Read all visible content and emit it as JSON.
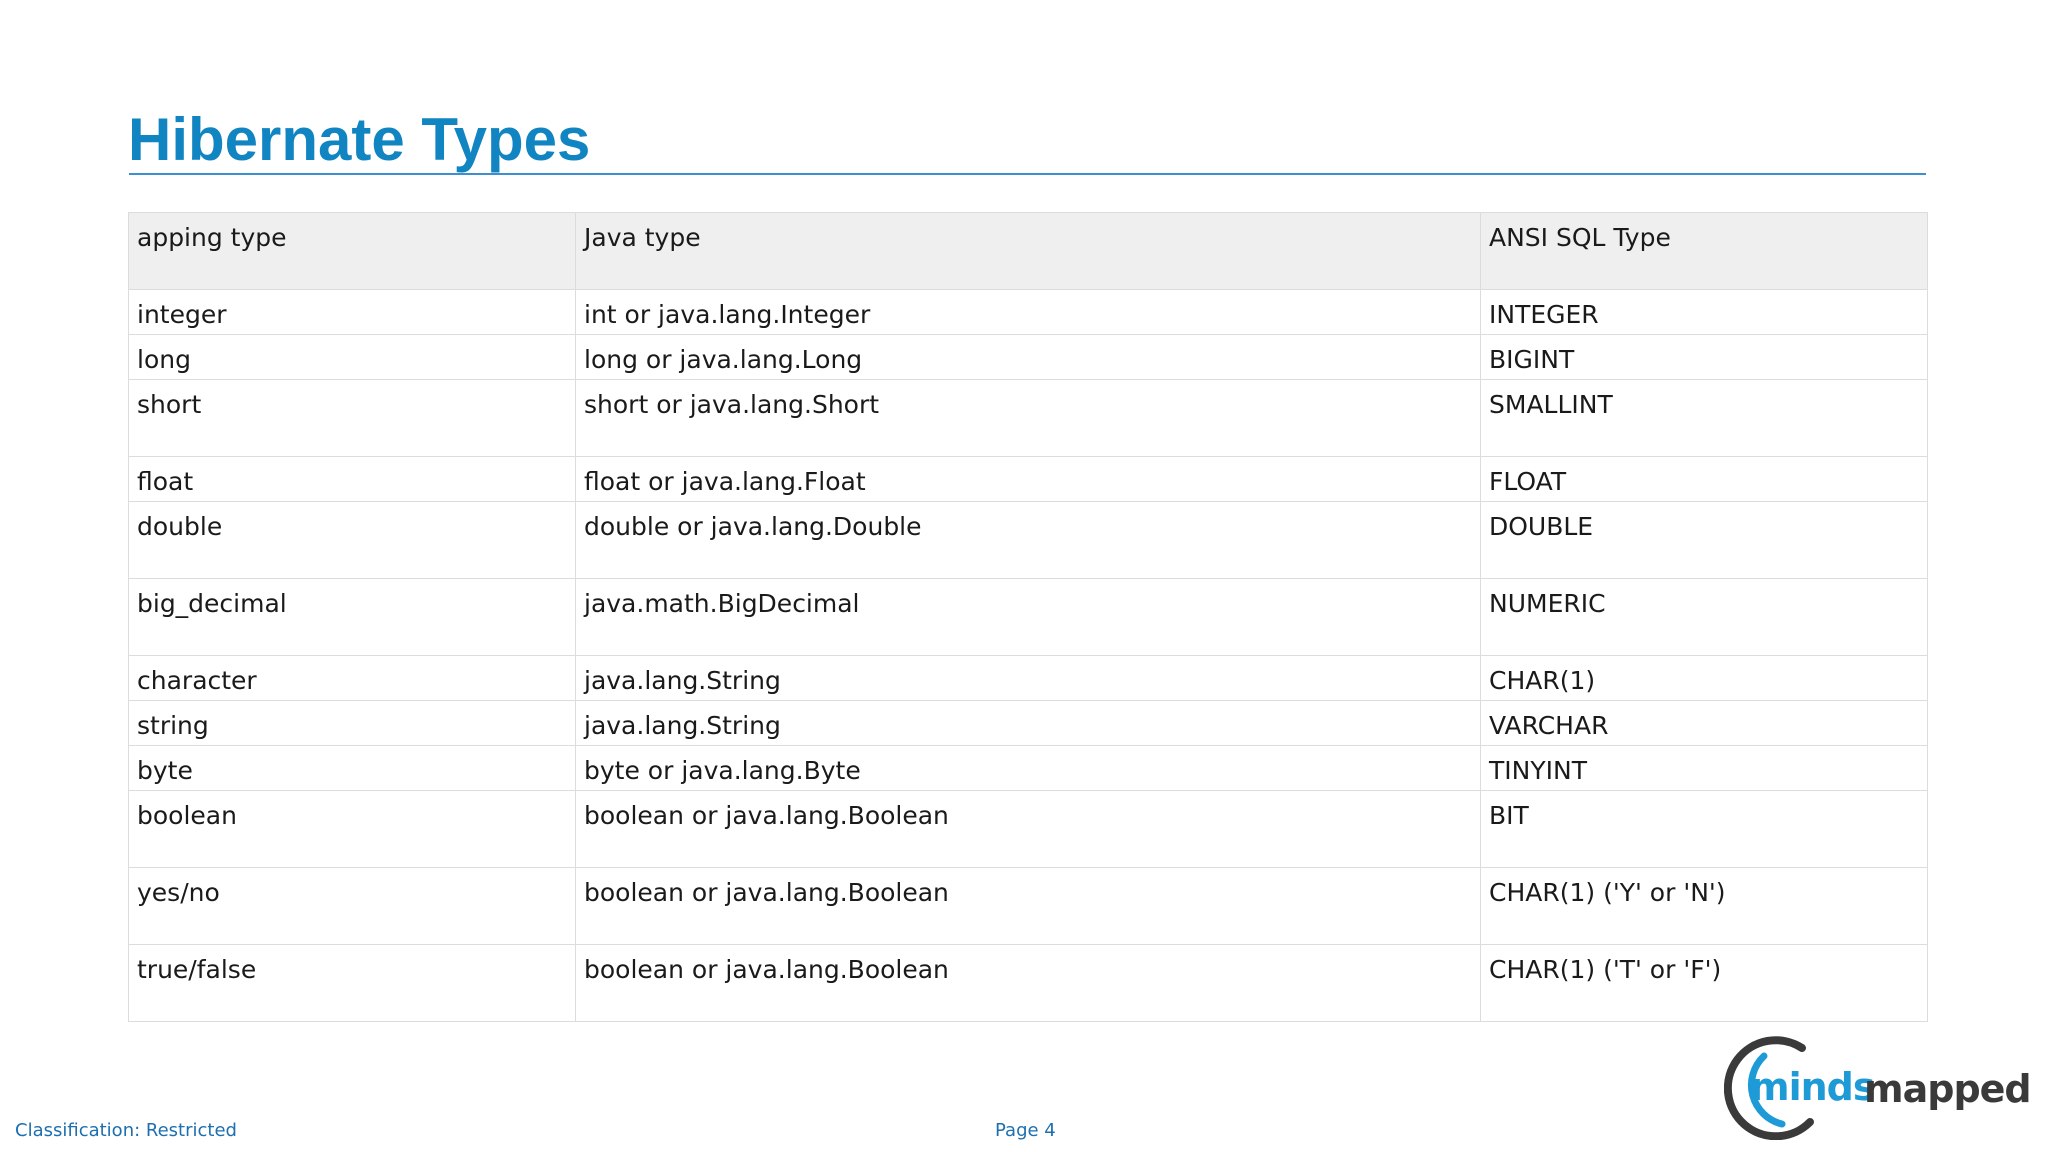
{
  "slide": {
    "title": "Hibernate Types",
    "title_color": "#1185c2"
  },
  "table": {
    "headers": [
      "apping type",
      "Java type",
      "ANSI SQL Type"
    ],
    "rows": [
      [
        "integer",
        "int or java.lang.Integer",
        "INTEGER"
      ],
      [
        "long",
        "long or java.lang.Long",
        "BIGINT"
      ],
      [
        "short",
        "short or java.lang.Short",
        "SMALLINT"
      ],
      [
        "float",
        "float or java.lang.Float",
        "FLOAT"
      ],
      [
        "double",
        "double or java.lang.Double",
        "DOUBLE"
      ],
      [
        "big_decimal",
        "java.math.BigDecimal",
        "NUMERIC"
      ],
      [
        "character",
        "java.lang.String",
        "CHAR(1)"
      ],
      [
        "string",
        "java.lang.String",
        "VARCHAR"
      ],
      [
        "byte",
        "byte or java.lang.Byte",
        "TINYINT"
      ],
      [
        "boolean",
        "boolean or java.lang.Boolean",
        "BIT"
      ],
      [
        "yes/no",
        "boolean or java.lang.Boolean",
        "CHAR(1) ('Y' or 'N')"
      ],
      [
        "true/false",
        "boolean or java.lang.Boolean",
        "CHAR(1) ('T' or 'F')"
      ]
    ]
  },
  "footer": {
    "classification": "Classification: Restricted",
    "page": "Page 4"
  },
  "logo": {
    "text": "mindsmapped",
    "icon": "mindsmapped-logo",
    "blue": "#1e9bd7",
    "dark": "#3a3a3a"
  }
}
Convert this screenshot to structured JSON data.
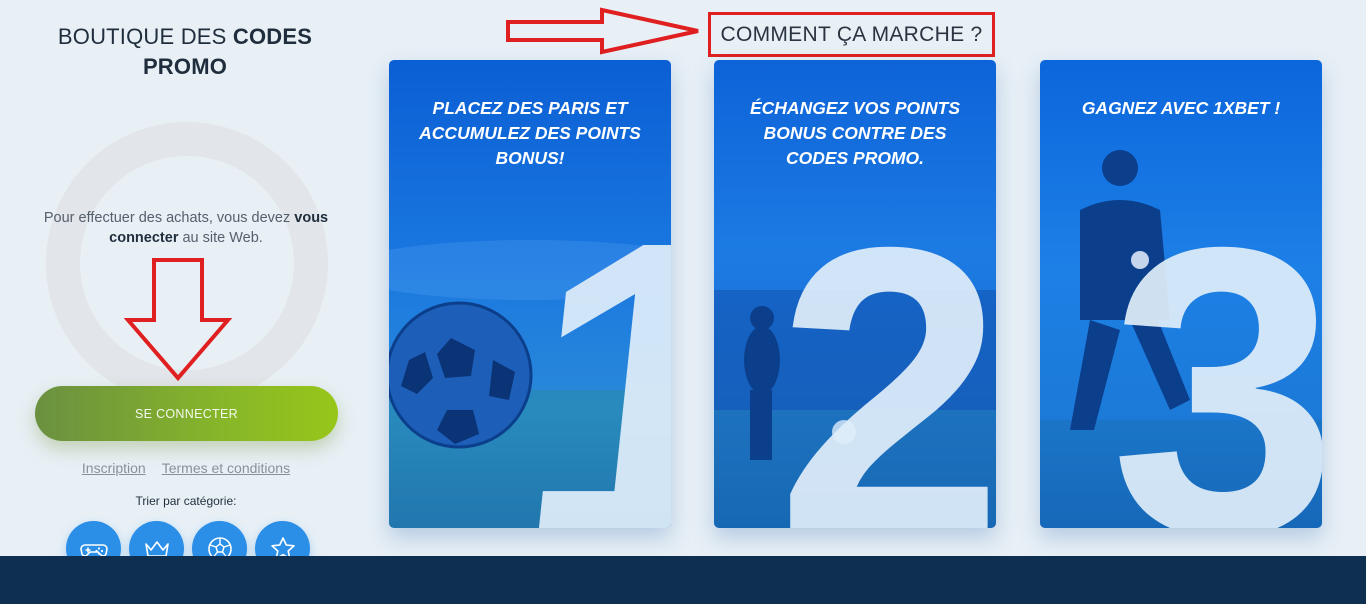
{
  "shop": {
    "title_regular": "BOUTIQUE DES ",
    "title_bold": "CODES PROMO"
  },
  "login": {
    "message_prefix": "Pour effectuer des achats, vous devez ",
    "message_bold": "vous connecter",
    "message_suffix": " au site Web.",
    "button_label": "SE CONNECTER"
  },
  "links": {
    "register": "Inscription",
    "terms": "Termes et conditions"
  },
  "sort": {
    "label": "Trier par catégorie:",
    "categories": [
      {
        "icon": "gamepad-icon"
      },
      {
        "icon": "crown-icon"
      },
      {
        "icon": "soccer-ball-icon"
      },
      {
        "icon": "star-icon"
      }
    ]
  },
  "how": {
    "title": "COMMENT ÇA MARCHE ?"
  },
  "steps": [
    {
      "number": "1",
      "title": "PLACEZ DES PARIS ET ACCUMULEZ DES POINTS BONUS!"
    },
    {
      "number": "2",
      "title": "ÉCHANGEZ VOS POINTS BONUS CONTRE DES CODES PROMO."
    },
    {
      "number": "3",
      "title": "GAGNEZ AVEC 1XBET !"
    }
  ],
  "colors": {
    "accent_green": "#86b52a",
    "category_blue": "#2b8fe8",
    "card_blue": "#1a78e0",
    "annotation_red": "#e02020",
    "footer": "#0e2f4f"
  }
}
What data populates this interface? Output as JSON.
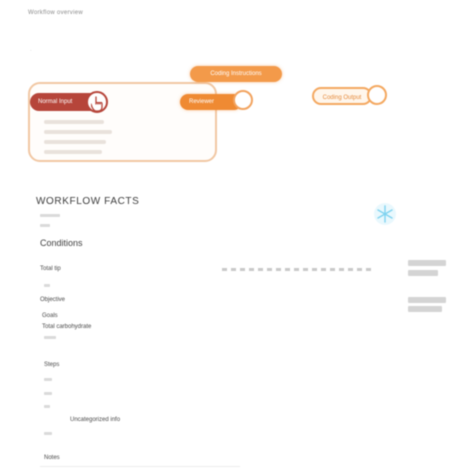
{
  "header": {
    "breadcrumb": "Workflow overview"
  },
  "feature": {
    "pill_label": "Normal Input",
    "lines": [
      "",
      "",
      "",
      ""
    ]
  },
  "pills": {
    "top": "Coding Instructions",
    "mid": "Reviewer",
    "right": "Coding Output"
  },
  "section": {
    "title": "WORKFLOW FACTS",
    "subheading": "Conditions"
  },
  "rows": {
    "row1_label": "Total tip",
    "row2_label": "Objective",
    "row3_label": "Goals",
    "row4_label": "Total carbohydrate",
    "row5_label": "Steps",
    "row6_label": "Uncategorized info",
    "row7_label": "Notes"
  },
  "colors": {
    "accent_orange": "#f39a4a",
    "accent_red": "#b6453a",
    "card_border": "#f1c7a3",
    "badge_blue": "#7fd3f0"
  },
  "icons": {
    "hand": "hand-pointer-icon",
    "badge": "snowflake-badge-icon"
  }
}
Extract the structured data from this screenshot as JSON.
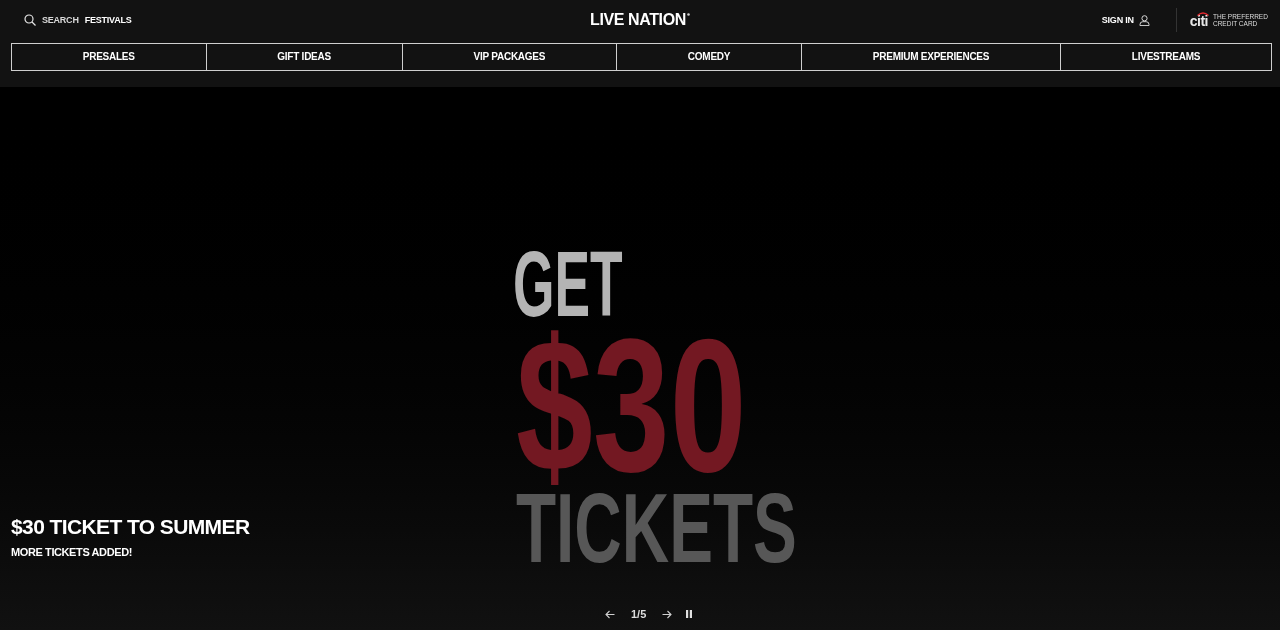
{
  "header": {
    "search": {
      "label": "SEARCH",
      "suggestion": "FESTIVALS"
    },
    "logo": "LIVE NATION",
    "sign_in": "SIGN IN",
    "sponsor": {
      "logo": "citi",
      "tagline": "THE PREFERRED CREDIT CARD"
    }
  },
  "nav": [
    "PRESALES",
    "GIFT IDEAS",
    "VIP PACKAGES",
    "COMEDY",
    "PREMIUM EXPERIENCES",
    "LIVESTREAMS"
  ],
  "hero": {
    "art": [
      {
        "text": "GET",
        "color": "#b4b4b4"
      },
      {
        "text": "$30",
        "color": "#731822"
      },
      {
        "text": "TICKETS",
        "color": "#575757"
      }
    ],
    "title": "$30 TICKET TO SUMMER",
    "subtitle": "MORE TICKETS ADDED!",
    "carousel": {
      "counter": "1/5",
      "playing": true
    }
  }
}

----

**TASK STATEMENT**
Transcribe every entry word for word, but omit the pictures.

**CORRECT OUTPUT**
Read all visible content and emit it as JSON.
{
  "slide": {
    "title": "Hibernate Types",
    "title_color": "#1185c2"
  },
  "table": {
    "headers": [
      "apping type",
      "Java type",
      "ANSI SQL Type"
    ],
    "rows": [
      [
        "integer",
        "int or java.lang.Integer",
        "INTEGER"
      ],
      [
        "long",
        "long or java.lang.Long",
        "BIGINT"
      ],
      [
        "short",
        "short or java.lang.Short",
        "SMALLINT"
      ],
      [
        "float",
        "float or java.lang.Float",
        "FLOAT"
      ],
      [
        "double",
        "double or java.lang.Double",
        "DOUBLE"
      ],
      [
        "big_decimal",
        "java.math.BigDecimal",
        "NUMERIC"
      ],
      [
        "character",
        "java.lang.String",
        "CHAR(1)"
      ],
      [
        "string",
        "java.lang.String",
        "VARCHAR"
      ],
      [
        "byte",
        "byte or java.lang.Byte",
        "TINYINT"
      ],
      [
        "boolean",
        "boolean or java.lang.Boolean",
        "BIT"
      ],
      [
        "yes/no",
        "boolean or java.lang.Boolean",
        "CHAR(1) ('Y' or 'N')"
      ],
      [
        "true/false",
        "boolean or java.lang.Boolean",
        "CHAR(1) ('T' or 'F')"
      ]
    ]
  },
  "footer": {
    "classification": "Classification: Restricted",
    "page": "Page 4"
  },
  "logo": {
    "text": "mindsmapped",
    "icon": "mindsmapped-logo",
    "blue": "#1e9bd7",
    "dark": "#3a3a3a"
  }
}
Convert this screenshot to structured JSON data.
{
  "shop": {
    "title_regular": "BOUTIQUE DES ",
    "title_bold": "CODES PROMO"
  },
  "login": {
    "message_prefix": "Pour effectuer des achats, vous devez ",
    "message_bold": "vous connecter",
    "message_suffix": " au site Web.",
    "button_label": "SE CONNECTER"
  },
  "links": {
    "register": "Inscription",
    "terms": "Termes et conditions"
  },
  "sort": {
    "label": "Trier par catégorie:",
    "categories": [
      {
        "icon": "gamepad-icon"
      },
      {
        "icon": "crown-icon"
      },
      {
        "icon": "soccer-ball-icon"
      },
      {
        "icon": "star-icon"
      }
    ]
  },
  "how": {
    "title": "COMMENT ÇA MARCHE ?"
  },
  "steps": [
    {
      "number": "1",
      "title": "PLACEZ DES PARIS ET ACCUMULEZ DES POINTS BONUS!"
    },
    {
      "number": "2",
      "title": "ÉCHANGEZ VOS POINTS BONUS CONTRE DES CODES PROMO."
    },
    {
      "number": "3",
      "title": "GAGNEZ AVEC 1XBET !"
    }
  ],
  "colors": {
    "accent_green": "#86b52a",
    "category_blue": "#2b8fe8",
    "card_blue": "#1a78e0",
    "annotation_red": "#e02020",
    "footer": "#0e2f4f"
  }
}
What data populates this interface? Output as JSON.
{
  "header": {
    "breadcrumb": "Workflow overview"
  },
  "feature": {
    "pill_label": "Normal Input",
    "lines": [
      "",
      "",
      "",
      ""
    ]
  },
  "pills": {
    "top": "Coding Instructions",
    "mid": "Reviewer",
    "right": "Coding Output"
  },
  "section": {
    "title": "WORKFLOW FACTS",
    "subheading": "Conditions"
  },
  "rows": {
    "row1_label": "Total tip",
    "row2_label": "Objective",
    "row3_label": "Goals",
    "row4_label": "Total carbohydrate",
    "row5_label": "Steps",
    "row6_label": "Uncategorized info",
    "row7_label": "Notes"
  },
  "colors": {
    "accent_orange": "#f39a4a",
    "accent_red": "#b6453a",
    "card_border": "#f1c7a3",
    "badge_blue": "#7fd3f0"
  },
  "icons": {
    "hand": "hand-pointer-icon",
    "badge": "snowflake-badge-icon"
  }
}
Extract the structured data from this screenshot as JSON.
{
  "header": {
    "search": {
      "label": "SEARCH",
      "suggestion": "FESTIVALS"
    },
    "logo": "LIVE NATION",
    "sign_in": "SIGN IN",
    "sponsor": {
      "logo": "citi",
      "tagline": "THE PREFERRED CREDIT CARD"
    }
  },
  "nav": [
    "PRESALES",
    "GIFT IDEAS",
    "VIP PACKAGES",
    "COMEDY",
    "PREMIUM EXPERIENCES",
    "LIVESTREAMS"
  ],
  "hero": {
    "art": [
      {
        "text": "GET",
        "color": "#b4b4b4"
      },
      {
        "text": "$30",
        "color": "#731822"
      },
      {
        "text": "TICKETS",
        "color": "#575757"
      }
    ],
    "title": "$30 TICKET TO SUMMER",
    "subtitle": "MORE TICKETS ADDED!",
    "carousel": {
      "counter": "1/5",
      "playing": true
    }
  }
}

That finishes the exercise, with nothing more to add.